DIRECTIVE.
Determine the number of lines in the data that include the word "folder", and write only that number.

Data records
§ §

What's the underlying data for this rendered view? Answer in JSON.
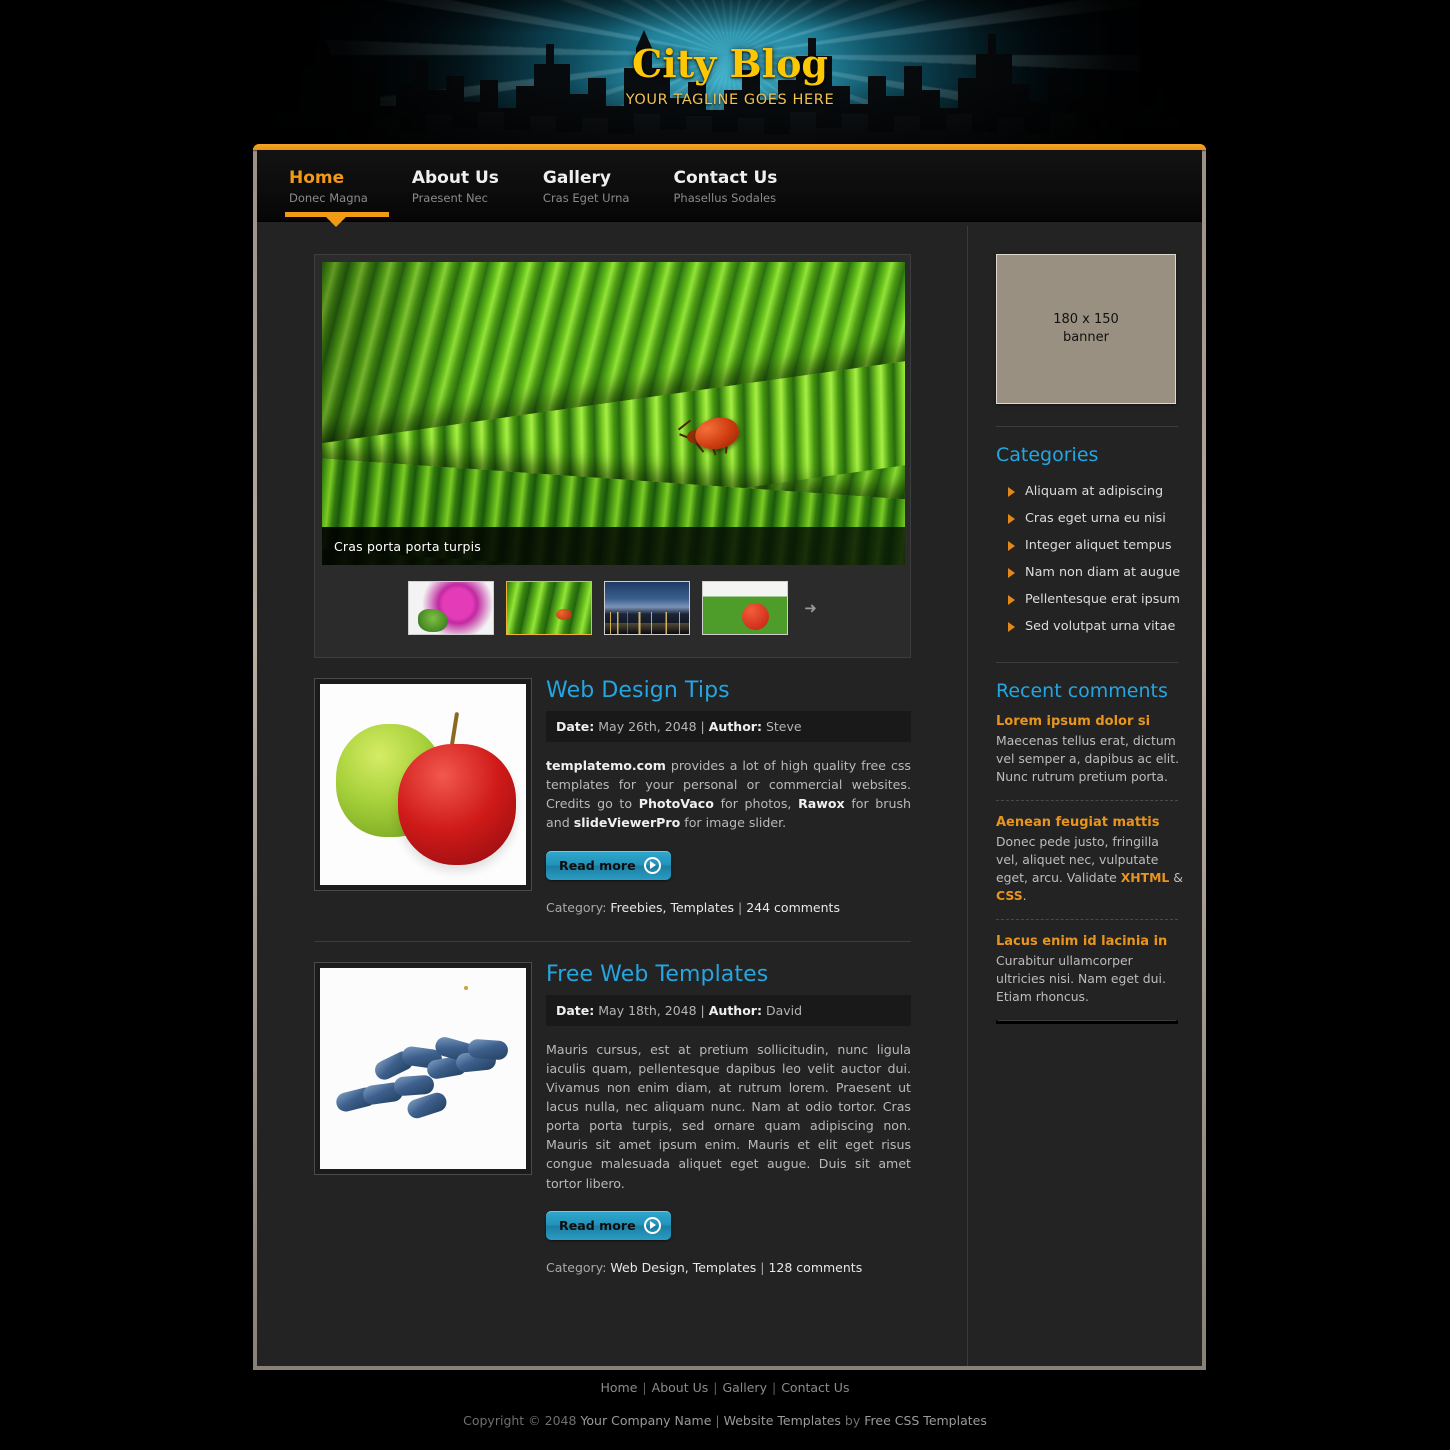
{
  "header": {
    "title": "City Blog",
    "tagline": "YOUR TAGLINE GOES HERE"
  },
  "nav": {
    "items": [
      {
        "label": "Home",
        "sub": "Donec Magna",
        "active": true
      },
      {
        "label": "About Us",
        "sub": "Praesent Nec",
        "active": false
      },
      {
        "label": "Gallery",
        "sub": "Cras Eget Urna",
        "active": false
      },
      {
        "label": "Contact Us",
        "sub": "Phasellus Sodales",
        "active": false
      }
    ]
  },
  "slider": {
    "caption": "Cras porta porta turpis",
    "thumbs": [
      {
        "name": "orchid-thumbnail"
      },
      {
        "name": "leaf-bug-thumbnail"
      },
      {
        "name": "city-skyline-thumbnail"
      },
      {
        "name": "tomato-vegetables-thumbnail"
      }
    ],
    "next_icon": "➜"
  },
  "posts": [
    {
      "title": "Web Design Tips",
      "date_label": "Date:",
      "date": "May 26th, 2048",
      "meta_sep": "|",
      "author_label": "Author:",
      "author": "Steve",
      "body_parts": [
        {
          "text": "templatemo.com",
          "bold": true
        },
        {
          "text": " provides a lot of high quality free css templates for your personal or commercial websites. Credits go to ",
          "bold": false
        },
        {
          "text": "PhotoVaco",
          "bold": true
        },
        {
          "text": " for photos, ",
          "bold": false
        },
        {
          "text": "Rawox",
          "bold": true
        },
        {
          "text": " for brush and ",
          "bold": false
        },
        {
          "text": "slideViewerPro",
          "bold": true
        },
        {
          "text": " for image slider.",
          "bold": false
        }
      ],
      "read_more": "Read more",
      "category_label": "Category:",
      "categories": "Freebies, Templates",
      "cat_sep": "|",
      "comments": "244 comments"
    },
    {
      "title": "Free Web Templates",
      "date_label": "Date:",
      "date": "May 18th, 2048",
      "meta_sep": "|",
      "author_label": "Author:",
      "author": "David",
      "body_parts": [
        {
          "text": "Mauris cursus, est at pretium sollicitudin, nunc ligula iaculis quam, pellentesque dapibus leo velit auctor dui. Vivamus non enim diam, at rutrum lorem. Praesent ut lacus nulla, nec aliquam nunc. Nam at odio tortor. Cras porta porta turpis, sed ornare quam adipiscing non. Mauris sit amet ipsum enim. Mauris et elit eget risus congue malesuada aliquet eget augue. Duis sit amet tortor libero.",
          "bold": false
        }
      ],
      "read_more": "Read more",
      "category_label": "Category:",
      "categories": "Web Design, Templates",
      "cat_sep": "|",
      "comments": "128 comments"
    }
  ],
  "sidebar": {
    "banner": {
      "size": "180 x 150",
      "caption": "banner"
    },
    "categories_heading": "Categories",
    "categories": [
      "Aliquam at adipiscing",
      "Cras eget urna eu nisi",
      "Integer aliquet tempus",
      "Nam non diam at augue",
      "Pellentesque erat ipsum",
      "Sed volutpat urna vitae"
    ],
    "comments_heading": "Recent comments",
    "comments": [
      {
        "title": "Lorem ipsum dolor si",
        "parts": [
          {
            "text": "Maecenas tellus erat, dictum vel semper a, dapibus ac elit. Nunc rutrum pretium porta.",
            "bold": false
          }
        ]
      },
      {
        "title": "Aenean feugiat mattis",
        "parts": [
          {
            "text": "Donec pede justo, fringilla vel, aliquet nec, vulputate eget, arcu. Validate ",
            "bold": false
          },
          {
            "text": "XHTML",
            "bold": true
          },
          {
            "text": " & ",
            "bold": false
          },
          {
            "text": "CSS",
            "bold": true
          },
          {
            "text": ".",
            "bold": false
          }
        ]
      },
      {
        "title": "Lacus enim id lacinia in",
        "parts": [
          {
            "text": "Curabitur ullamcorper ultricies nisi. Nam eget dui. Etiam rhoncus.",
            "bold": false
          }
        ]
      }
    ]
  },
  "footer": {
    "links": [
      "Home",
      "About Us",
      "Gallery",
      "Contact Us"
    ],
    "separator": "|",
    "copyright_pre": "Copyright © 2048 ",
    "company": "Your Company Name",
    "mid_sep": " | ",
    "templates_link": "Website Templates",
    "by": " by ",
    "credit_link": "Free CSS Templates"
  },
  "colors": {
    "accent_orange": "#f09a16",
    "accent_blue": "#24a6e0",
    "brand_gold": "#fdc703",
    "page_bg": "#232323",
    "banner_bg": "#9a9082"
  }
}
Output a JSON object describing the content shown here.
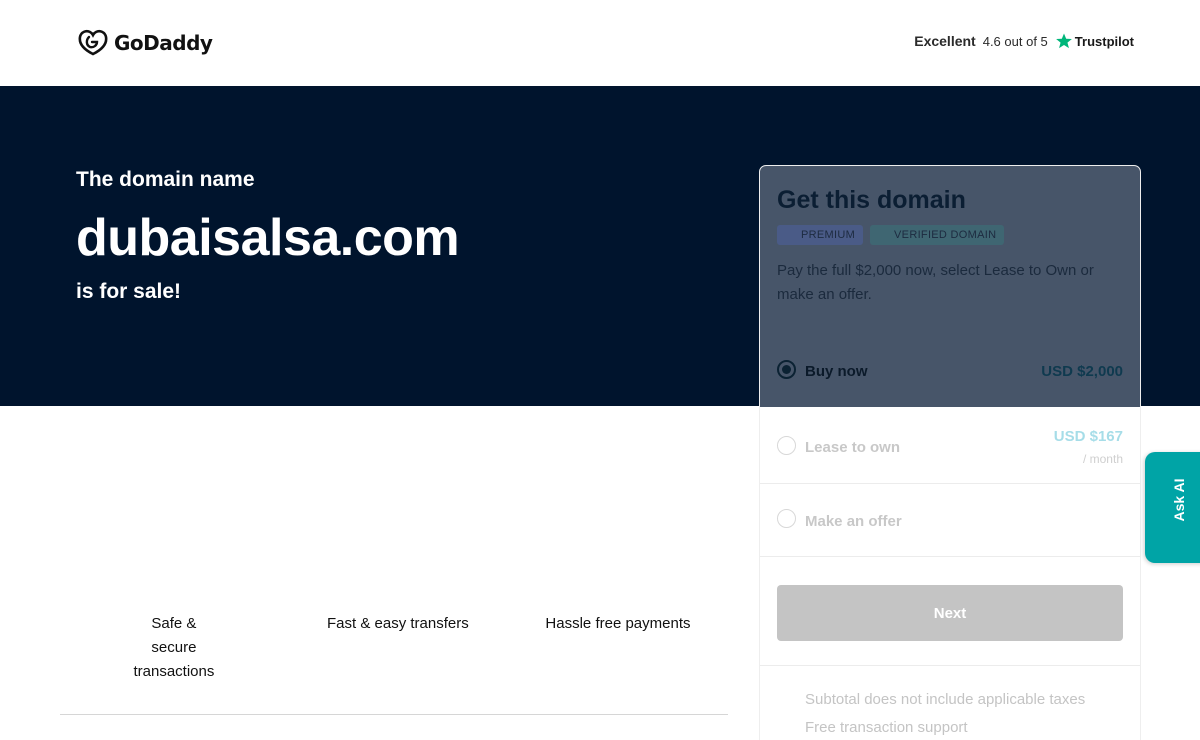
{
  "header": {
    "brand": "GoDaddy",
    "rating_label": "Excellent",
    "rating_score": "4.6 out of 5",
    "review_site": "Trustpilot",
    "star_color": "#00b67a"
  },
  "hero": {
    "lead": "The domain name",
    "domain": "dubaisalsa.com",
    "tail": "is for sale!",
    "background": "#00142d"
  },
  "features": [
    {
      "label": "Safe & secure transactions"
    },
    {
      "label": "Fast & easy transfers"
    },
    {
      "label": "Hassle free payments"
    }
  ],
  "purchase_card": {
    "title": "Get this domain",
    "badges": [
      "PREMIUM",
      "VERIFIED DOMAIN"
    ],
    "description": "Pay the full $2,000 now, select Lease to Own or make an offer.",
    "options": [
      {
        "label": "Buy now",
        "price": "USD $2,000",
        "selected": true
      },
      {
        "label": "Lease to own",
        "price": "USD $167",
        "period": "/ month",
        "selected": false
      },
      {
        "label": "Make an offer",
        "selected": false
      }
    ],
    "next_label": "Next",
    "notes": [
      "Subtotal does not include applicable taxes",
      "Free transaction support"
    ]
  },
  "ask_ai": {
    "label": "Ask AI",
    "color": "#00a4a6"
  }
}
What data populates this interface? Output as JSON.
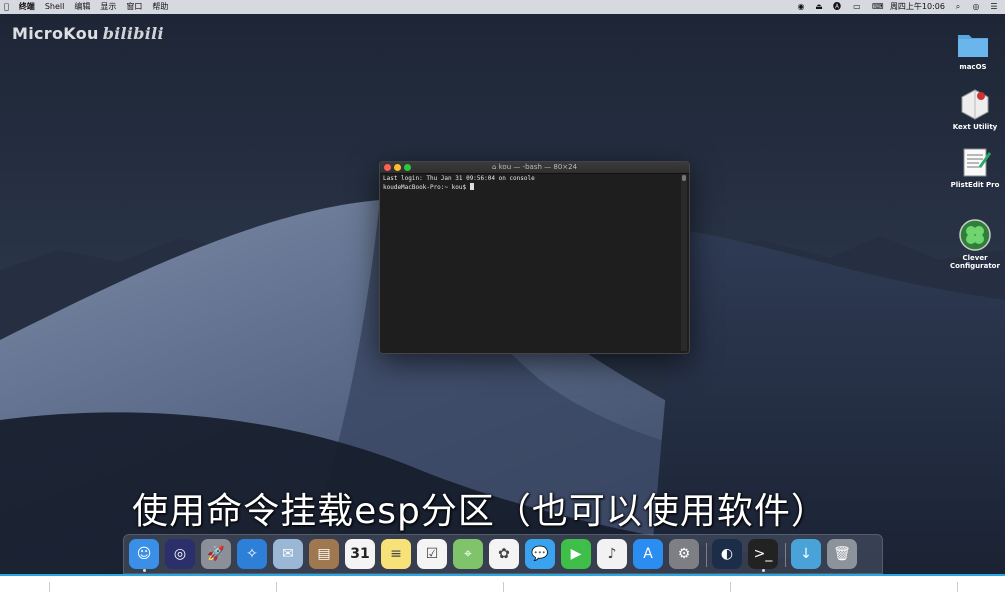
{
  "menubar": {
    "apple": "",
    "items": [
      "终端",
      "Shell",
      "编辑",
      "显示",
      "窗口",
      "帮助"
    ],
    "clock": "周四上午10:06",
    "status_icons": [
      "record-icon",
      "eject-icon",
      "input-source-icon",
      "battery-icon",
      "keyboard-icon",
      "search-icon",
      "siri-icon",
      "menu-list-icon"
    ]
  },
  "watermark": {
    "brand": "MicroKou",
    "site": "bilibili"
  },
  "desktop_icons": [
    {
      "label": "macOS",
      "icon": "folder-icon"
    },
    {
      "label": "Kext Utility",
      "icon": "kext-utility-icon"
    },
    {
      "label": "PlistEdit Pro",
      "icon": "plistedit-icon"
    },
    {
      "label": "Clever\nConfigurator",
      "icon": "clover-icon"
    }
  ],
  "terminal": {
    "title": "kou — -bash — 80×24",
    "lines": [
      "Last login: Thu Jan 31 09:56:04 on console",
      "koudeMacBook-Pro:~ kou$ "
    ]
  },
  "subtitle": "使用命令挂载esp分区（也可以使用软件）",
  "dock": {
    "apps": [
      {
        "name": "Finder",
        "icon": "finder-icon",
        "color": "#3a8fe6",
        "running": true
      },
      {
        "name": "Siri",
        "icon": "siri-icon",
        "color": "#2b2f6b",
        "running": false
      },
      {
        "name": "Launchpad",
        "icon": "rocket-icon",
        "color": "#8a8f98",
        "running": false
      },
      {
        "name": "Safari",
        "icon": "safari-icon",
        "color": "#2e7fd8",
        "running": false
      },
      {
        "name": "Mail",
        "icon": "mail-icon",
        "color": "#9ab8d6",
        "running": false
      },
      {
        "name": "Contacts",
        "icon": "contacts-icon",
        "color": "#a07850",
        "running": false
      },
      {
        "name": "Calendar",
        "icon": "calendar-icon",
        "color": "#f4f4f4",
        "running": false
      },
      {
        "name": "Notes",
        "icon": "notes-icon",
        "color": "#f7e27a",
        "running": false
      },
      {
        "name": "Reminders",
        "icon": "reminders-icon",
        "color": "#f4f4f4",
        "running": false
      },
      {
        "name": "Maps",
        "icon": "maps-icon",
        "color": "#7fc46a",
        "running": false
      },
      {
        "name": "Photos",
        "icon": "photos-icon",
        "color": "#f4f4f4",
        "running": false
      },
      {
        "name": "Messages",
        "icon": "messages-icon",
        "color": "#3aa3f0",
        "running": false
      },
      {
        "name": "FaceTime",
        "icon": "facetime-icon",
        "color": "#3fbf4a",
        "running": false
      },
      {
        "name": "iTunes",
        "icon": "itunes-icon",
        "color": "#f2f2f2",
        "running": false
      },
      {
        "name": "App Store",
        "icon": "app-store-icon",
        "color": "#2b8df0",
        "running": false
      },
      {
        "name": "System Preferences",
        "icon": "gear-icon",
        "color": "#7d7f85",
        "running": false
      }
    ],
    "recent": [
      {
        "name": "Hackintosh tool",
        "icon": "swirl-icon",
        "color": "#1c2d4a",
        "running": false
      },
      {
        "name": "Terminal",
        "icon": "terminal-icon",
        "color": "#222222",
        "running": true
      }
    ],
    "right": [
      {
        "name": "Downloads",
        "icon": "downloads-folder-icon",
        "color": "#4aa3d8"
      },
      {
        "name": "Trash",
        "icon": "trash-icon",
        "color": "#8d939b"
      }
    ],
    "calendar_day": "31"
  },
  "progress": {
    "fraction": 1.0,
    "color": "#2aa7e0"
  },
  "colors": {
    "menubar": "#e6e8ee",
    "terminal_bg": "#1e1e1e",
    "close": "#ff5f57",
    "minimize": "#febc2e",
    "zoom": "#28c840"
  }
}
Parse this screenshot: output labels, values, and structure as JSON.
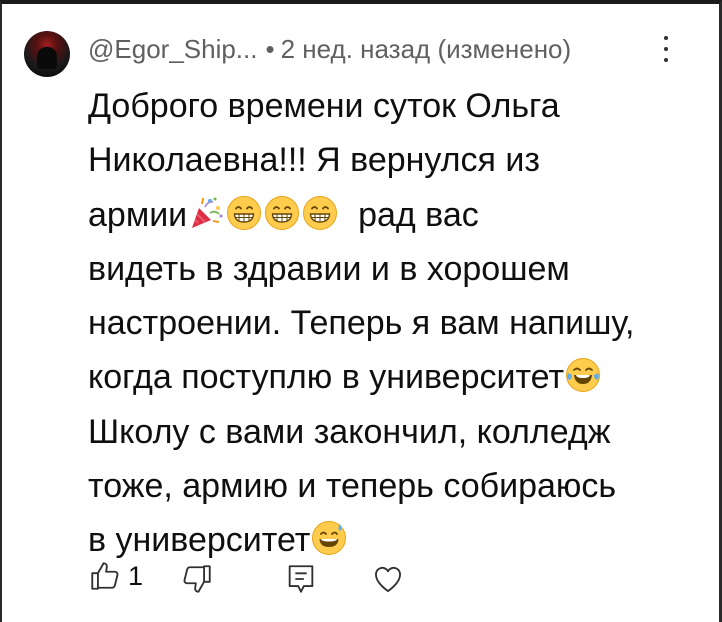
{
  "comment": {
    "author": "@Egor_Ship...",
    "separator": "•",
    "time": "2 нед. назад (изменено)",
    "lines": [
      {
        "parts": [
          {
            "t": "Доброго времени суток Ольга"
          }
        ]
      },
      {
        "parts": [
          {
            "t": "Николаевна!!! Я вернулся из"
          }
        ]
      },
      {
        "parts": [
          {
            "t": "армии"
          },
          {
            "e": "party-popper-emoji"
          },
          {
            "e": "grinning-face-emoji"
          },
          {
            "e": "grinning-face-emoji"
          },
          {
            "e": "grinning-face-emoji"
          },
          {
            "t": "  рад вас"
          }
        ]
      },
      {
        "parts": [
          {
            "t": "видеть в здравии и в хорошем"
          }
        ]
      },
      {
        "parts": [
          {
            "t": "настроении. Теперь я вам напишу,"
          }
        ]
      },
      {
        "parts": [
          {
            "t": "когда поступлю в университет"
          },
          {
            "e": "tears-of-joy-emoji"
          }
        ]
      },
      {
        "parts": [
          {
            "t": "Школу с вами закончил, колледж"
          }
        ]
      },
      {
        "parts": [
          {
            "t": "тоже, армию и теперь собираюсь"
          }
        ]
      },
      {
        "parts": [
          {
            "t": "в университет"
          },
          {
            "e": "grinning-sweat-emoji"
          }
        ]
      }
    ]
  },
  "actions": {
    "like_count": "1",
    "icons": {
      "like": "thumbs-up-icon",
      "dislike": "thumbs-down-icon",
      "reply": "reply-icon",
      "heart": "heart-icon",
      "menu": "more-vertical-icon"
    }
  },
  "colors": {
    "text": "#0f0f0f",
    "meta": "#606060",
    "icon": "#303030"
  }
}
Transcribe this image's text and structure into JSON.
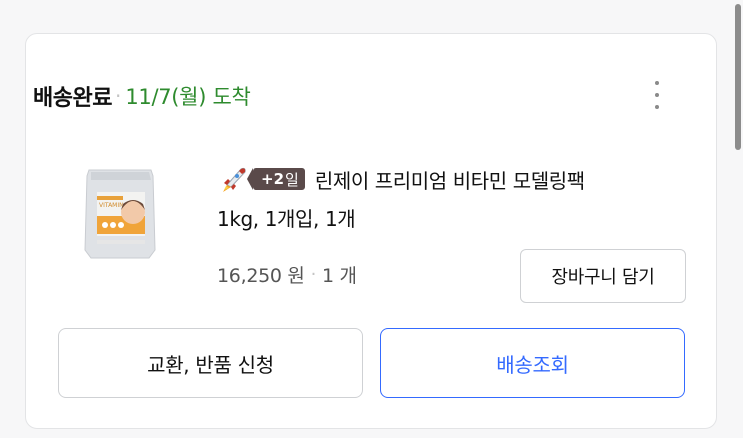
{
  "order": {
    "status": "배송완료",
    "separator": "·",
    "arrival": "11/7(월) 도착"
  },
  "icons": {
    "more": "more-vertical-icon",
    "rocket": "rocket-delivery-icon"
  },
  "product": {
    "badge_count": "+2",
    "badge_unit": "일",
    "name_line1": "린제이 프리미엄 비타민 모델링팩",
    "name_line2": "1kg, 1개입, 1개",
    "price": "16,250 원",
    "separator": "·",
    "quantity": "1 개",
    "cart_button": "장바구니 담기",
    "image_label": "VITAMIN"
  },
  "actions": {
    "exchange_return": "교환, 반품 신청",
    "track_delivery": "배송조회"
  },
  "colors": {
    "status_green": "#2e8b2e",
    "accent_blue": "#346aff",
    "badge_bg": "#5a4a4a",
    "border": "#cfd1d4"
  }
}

§ §

RESPONSE.
2